Data records:
* * * *
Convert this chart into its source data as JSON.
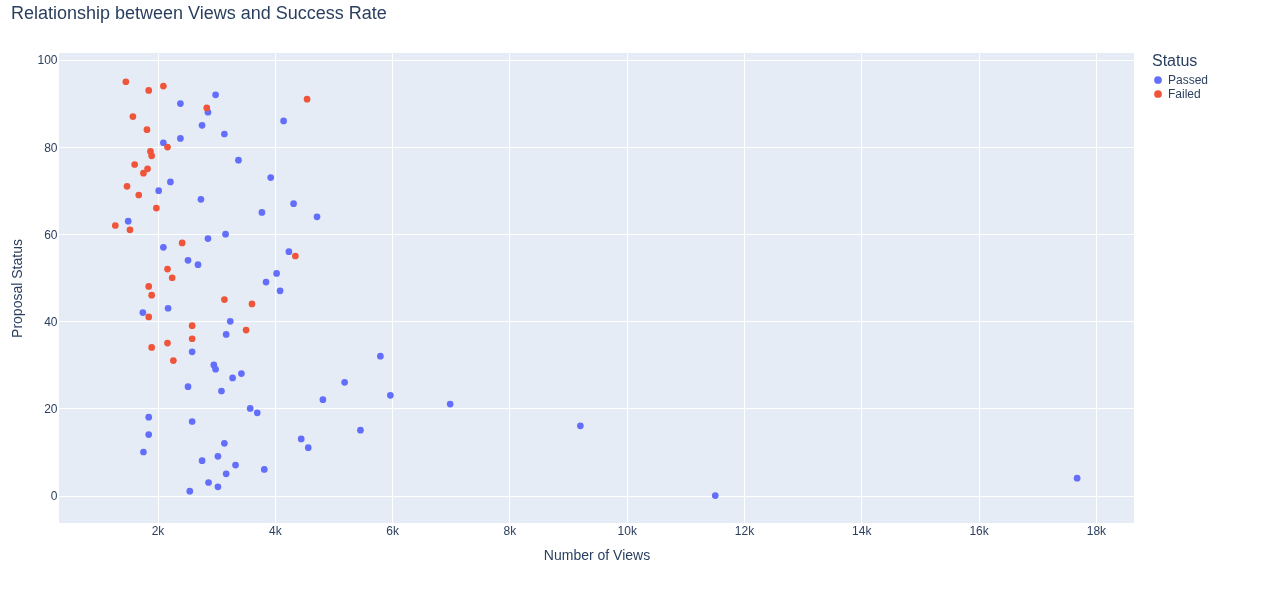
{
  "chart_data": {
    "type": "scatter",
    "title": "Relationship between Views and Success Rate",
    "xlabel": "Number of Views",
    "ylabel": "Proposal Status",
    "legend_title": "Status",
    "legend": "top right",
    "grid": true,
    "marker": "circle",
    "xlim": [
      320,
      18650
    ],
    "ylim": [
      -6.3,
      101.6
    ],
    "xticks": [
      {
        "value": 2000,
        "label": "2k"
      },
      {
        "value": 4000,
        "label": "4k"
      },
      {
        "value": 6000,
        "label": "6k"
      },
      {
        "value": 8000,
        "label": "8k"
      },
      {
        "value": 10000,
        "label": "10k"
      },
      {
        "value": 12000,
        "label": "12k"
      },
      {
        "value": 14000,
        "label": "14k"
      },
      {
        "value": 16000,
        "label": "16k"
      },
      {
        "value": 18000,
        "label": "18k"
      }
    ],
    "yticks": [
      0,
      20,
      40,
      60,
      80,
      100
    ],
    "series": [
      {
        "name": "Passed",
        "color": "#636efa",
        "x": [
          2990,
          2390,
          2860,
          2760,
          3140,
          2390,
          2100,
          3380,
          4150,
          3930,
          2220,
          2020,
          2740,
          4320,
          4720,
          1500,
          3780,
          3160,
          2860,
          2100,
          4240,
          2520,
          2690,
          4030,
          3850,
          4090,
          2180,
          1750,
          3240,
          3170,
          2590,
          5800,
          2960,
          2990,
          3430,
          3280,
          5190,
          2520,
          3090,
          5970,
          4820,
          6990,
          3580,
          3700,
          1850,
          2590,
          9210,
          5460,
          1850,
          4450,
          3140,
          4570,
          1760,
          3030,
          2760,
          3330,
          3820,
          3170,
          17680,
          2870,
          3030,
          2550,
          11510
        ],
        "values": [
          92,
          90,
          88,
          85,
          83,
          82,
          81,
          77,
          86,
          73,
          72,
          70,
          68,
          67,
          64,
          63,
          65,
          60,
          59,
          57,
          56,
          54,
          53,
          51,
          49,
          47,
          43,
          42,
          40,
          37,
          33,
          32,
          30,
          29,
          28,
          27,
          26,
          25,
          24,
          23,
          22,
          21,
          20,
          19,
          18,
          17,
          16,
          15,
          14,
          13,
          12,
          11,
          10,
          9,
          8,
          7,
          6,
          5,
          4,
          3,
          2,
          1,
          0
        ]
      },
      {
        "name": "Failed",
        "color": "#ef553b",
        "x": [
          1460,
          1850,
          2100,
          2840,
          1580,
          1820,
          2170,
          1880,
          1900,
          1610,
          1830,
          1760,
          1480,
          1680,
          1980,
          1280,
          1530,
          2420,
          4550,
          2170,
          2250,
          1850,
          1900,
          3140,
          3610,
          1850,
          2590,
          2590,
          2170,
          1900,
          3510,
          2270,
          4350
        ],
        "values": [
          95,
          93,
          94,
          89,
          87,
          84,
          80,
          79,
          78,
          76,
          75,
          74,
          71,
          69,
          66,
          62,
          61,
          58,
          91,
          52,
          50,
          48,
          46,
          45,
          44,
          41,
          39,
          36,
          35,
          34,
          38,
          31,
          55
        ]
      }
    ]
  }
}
* * * *
Work required: Reproduce the material above in full, exactly, with no images.

Output:
Convert this chart into its source data as JSON.
{
  "chart_data": {
    "type": "scatter",
    "title": "Relationship between Views and Success Rate",
    "xlabel": "Number of Views",
    "ylabel": "Proposal Status",
    "legend_title": "Status",
    "legend": "top right",
    "grid": true,
    "marker": "circle",
    "xlim": [
      320,
      18650
    ],
    "ylim": [
      -6.3,
      101.6
    ],
    "xticks": [
      {
        "value": 2000,
        "label": "2k"
      },
      {
        "value": 4000,
        "label": "4k"
      },
      {
        "value": 6000,
        "label": "6k"
      },
      {
        "value": 8000,
        "label": "8k"
      },
      {
        "value": 10000,
        "label": "10k"
      },
      {
        "value": 12000,
        "label": "12k"
      },
      {
        "value": 14000,
        "label": "14k"
      },
      {
        "value": 16000,
        "label": "16k"
      },
      {
        "value": 18000,
        "label": "18k"
      }
    ],
    "yticks": [
      0,
      20,
      40,
      60,
      80,
      100
    ],
    "series": [
      {
        "name": "Passed",
        "color": "#636efa",
        "x": [
          2990,
          2390,
          2860,
          2760,
          3140,
          2390,
          2100,
          3380,
          4150,
          3930,
          2220,
          2020,
          2740,
          4320,
          4720,
          1500,
          3780,
          3160,
          2860,
          2100,
          4240,
          2520,
          2690,
          4030,
          3850,
          4090,
          2180,
          1750,
          3240,
          3170,
          2590,
          5800,
          2960,
          2990,
          3430,
          3280,
          5190,
          2520,
          3090,
          5970,
          4820,
          6990,
          3580,
          3700,
          1850,
          2590,
          9210,
          5460,
          1850,
          4450,
          3140,
          4570,
          1760,
          3030,
          2760,
          3330,
          3820,
          3170,
          17680,
          2870,
          3030,
          2550,
          11510
        ],
        "values": [
          92,
          90,
          88,
          85,
          83,
          82,
          81,
          77,
          86,
          73,
          72,
          70,
          68,
          67,
          64,
          63,
          65,
          60,
          59,
          57,
          56,
          54,
          53,
          51,
          49,
          47,
          43,
          42,
          40,
          37,
          33,
          32,
          30,
          29,
          28,
          27,
          26,
          25,
          24,
          23,
          22,
          21,
          20,
          19,
          18,
          17,
          16,
          15,
          14,
          13,
          12,
          11,
          10,
          9,
          8,
          7,
          6,
          5,
          4,
          3,
          2,
          1,
          0
        ]
      },
      {
        "name": "Failed",
        "color": "#ef553b",
        "x": [
          1460,
          1850,
          2100,
          2840,
          1580,
          1820,
          2170,
          1880,
          1900,
          1610,
          1830,
          1760,
          1480,
          1680,
          1980,
          1280,
          1530,
          2420,
          4550,
          2170,
          2250,
          1850,
          1900,
          3140,
          3610,
          1850,
          2590,
          2590,
          2170,
          1900,
          3510,
          2270,
          4350
        ],
        "values": [
          95,
          93,
          94,
          89,
          87,
          84,
          80,
          79,
          78,
          76,
          75,
          74,
          71,
          69,
          66,
          62,
          61,
          58,
          91,
          52,
          50,
          48,
          46,
          45,
          44,
          41,
          39,
          36,
          35,
          34,
          38,
          31,
          55
        ]
      }
    ]
  }
}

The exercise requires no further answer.